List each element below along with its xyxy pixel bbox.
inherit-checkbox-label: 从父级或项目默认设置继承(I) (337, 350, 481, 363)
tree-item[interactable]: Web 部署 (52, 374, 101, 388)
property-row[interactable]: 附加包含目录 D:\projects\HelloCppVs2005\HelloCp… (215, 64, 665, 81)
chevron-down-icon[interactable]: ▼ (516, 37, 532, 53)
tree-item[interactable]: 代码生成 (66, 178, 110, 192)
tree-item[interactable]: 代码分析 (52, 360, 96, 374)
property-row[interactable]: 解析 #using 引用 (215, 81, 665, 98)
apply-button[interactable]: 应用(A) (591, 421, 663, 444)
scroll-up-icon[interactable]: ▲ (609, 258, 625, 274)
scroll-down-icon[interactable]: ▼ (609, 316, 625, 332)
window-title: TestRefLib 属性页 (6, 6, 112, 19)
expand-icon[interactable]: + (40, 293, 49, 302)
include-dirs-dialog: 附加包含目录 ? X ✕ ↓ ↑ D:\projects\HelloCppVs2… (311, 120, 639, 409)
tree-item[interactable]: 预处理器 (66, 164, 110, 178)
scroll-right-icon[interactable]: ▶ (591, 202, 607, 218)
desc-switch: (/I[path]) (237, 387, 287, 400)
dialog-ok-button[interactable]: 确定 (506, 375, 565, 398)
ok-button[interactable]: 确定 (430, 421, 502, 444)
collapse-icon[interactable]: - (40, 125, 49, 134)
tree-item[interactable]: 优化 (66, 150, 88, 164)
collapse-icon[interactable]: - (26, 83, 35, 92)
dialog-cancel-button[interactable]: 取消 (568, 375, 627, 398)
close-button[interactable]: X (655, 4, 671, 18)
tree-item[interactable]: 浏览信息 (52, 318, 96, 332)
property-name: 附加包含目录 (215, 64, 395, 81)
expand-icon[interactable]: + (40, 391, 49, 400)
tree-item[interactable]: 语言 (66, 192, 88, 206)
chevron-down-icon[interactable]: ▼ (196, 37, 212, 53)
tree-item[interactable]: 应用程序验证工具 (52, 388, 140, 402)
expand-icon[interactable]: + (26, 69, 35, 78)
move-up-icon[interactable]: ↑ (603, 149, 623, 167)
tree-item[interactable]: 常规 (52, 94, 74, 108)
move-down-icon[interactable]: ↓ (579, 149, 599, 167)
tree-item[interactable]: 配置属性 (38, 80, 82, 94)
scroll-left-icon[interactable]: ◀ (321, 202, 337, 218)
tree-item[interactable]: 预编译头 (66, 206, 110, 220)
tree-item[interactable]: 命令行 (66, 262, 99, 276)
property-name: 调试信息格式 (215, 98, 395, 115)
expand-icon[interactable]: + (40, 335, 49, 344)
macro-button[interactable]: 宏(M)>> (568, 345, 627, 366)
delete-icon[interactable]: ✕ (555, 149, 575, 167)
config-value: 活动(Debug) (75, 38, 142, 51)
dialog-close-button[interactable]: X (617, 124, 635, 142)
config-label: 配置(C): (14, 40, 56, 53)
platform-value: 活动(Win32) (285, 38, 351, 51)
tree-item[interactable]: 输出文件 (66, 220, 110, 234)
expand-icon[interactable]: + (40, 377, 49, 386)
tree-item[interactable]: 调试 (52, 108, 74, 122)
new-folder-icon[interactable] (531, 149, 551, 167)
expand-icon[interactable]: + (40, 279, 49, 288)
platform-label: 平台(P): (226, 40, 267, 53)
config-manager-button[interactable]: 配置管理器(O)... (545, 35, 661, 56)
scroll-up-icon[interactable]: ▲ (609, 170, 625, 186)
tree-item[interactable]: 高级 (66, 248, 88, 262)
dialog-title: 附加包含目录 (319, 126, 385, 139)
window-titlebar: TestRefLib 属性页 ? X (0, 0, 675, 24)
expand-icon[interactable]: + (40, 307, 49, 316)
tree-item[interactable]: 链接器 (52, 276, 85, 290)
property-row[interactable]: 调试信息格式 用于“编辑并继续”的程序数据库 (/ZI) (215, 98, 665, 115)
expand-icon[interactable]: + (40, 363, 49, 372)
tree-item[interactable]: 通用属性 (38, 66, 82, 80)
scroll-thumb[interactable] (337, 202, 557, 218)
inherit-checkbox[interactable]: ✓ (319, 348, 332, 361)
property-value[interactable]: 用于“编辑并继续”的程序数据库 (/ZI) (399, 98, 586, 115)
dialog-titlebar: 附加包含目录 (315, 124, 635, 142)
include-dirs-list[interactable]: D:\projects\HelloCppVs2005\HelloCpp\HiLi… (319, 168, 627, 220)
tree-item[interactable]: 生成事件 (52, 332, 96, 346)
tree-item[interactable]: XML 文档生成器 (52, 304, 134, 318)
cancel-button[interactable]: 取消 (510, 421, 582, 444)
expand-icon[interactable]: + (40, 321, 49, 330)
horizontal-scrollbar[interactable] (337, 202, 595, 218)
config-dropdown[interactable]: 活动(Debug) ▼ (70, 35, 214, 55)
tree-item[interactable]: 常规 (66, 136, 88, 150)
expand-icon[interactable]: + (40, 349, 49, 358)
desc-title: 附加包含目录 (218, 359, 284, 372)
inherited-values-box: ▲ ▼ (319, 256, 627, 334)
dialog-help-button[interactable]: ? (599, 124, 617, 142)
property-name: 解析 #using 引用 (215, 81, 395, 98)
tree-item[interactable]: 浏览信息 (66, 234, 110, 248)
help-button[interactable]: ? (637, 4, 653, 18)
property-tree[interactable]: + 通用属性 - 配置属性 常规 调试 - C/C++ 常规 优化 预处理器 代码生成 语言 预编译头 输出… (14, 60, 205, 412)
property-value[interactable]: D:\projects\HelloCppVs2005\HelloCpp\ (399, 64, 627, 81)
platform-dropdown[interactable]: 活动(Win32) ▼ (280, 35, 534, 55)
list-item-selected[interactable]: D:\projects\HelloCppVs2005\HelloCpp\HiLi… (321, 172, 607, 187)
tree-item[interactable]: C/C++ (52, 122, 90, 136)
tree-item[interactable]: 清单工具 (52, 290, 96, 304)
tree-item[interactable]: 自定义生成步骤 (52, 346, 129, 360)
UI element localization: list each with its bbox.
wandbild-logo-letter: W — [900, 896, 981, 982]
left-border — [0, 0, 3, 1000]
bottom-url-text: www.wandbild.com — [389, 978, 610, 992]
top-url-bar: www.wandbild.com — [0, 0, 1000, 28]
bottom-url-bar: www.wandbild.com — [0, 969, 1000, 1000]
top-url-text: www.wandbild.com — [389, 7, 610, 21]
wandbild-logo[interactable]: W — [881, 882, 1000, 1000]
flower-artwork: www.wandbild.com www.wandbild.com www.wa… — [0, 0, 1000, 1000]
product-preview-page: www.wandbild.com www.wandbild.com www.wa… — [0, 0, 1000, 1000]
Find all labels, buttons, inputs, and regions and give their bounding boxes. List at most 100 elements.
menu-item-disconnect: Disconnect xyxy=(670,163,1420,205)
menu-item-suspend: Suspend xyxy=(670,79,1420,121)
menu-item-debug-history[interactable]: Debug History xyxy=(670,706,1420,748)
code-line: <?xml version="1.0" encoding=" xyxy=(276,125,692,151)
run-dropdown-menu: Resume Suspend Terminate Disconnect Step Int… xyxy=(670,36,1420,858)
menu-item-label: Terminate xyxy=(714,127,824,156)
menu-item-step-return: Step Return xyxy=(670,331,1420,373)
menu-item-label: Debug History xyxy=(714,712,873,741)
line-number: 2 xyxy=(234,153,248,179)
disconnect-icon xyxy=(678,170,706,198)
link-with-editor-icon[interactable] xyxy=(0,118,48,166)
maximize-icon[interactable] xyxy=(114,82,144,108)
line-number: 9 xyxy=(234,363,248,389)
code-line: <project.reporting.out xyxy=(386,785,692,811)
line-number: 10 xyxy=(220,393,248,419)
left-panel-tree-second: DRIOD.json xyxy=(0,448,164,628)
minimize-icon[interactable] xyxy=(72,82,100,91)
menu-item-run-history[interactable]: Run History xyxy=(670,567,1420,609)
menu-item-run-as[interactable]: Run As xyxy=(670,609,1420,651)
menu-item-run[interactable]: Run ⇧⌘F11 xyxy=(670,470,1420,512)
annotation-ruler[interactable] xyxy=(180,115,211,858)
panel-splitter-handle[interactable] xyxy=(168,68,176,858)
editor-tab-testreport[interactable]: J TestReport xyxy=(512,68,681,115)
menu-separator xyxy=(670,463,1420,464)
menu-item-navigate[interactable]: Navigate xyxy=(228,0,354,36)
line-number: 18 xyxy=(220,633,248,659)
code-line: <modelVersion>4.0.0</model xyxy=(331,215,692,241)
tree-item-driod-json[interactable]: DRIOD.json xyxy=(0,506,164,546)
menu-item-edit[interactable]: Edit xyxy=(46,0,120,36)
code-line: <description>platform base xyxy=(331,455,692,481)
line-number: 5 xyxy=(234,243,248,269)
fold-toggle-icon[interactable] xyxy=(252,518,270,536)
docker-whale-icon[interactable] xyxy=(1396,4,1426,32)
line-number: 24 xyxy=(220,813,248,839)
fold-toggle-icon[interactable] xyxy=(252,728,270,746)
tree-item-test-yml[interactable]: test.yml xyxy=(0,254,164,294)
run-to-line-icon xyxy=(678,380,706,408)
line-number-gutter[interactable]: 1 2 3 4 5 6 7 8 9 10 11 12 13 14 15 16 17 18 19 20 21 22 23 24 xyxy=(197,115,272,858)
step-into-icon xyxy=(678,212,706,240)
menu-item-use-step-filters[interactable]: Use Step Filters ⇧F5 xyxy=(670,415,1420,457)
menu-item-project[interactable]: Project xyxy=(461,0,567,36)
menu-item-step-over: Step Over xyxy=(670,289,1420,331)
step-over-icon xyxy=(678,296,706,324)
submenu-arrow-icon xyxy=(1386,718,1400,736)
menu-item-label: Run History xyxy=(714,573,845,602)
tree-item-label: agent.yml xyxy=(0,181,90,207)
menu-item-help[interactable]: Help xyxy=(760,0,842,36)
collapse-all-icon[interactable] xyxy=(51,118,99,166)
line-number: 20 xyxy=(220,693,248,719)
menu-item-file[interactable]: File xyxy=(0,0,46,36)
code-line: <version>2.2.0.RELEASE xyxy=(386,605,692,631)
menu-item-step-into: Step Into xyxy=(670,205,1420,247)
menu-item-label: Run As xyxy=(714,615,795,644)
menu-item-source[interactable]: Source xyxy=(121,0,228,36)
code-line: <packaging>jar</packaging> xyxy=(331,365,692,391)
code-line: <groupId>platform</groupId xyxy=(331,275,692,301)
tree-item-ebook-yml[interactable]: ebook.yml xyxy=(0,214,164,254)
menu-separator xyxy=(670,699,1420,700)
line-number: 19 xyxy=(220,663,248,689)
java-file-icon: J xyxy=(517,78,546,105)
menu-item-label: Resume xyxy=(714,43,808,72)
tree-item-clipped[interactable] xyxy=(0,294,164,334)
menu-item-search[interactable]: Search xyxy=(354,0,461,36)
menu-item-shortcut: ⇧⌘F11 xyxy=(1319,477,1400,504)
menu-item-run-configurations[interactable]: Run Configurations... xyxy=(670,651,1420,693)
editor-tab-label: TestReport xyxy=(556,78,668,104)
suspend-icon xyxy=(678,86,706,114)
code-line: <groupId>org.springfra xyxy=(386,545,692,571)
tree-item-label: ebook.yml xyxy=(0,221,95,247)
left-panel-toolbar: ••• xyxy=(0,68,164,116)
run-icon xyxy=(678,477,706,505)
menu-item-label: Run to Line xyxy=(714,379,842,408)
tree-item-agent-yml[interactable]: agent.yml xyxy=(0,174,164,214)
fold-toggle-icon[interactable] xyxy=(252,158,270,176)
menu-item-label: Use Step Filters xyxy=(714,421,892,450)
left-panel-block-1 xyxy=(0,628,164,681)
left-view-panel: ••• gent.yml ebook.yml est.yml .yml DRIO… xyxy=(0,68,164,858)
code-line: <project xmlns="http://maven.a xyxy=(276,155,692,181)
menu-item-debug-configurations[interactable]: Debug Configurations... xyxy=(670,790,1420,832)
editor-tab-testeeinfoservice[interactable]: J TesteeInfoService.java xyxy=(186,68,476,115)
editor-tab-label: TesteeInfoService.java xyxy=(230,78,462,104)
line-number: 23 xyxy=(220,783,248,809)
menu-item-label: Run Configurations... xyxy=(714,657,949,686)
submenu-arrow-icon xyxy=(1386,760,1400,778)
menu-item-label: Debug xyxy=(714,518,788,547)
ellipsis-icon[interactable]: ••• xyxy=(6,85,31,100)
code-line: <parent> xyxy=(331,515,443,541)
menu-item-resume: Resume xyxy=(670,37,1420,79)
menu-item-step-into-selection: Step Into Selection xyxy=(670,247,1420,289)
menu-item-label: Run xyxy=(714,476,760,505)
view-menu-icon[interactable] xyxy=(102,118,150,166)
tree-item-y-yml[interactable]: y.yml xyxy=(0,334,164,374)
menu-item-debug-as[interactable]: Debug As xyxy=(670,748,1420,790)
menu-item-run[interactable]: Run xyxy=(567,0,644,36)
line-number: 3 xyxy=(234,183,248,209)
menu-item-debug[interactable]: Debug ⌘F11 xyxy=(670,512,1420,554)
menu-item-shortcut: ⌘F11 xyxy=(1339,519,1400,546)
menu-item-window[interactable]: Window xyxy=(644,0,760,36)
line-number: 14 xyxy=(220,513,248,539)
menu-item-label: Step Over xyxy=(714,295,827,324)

====

■ REQUIRED WORK
Copy out the entries above word for word, from the first line through the line holding "scroll-up-icon[interactable]: ▲ (609, 258, 625, 274)", with both of those lines included.

■ ANSWER TO THE PROBLEM
List each element below along with its xyxy pixel bbox.
inherit-checkbox-label: 从父级或项目默认设置继承(I) (337, 350, 481, 363)
tree-item[interactable]: Web 部署 (52, 374, 101, 388)
property-row[interactable]: 附加包含目录 D:\projects\HelloCppVs2005\HelloCp… (215, 64, 665, 81)
chevron-down-icon[interactable]: ▼ (516, 37, 532, 53)
tree-item[interactable]: 代码生成 (66, 178, 110, 192)
tree-item[interactable]: 代码分析 (52, 360, 96, 374)
property-row[interactable]: 解析 #using 引用 (215, 81, 665, 98)
apply-button[interactable]: 应用(A) (591, 421, 663, 444)
scroll-up-icon[interactable]: ▲ (609, 258, 625, 274)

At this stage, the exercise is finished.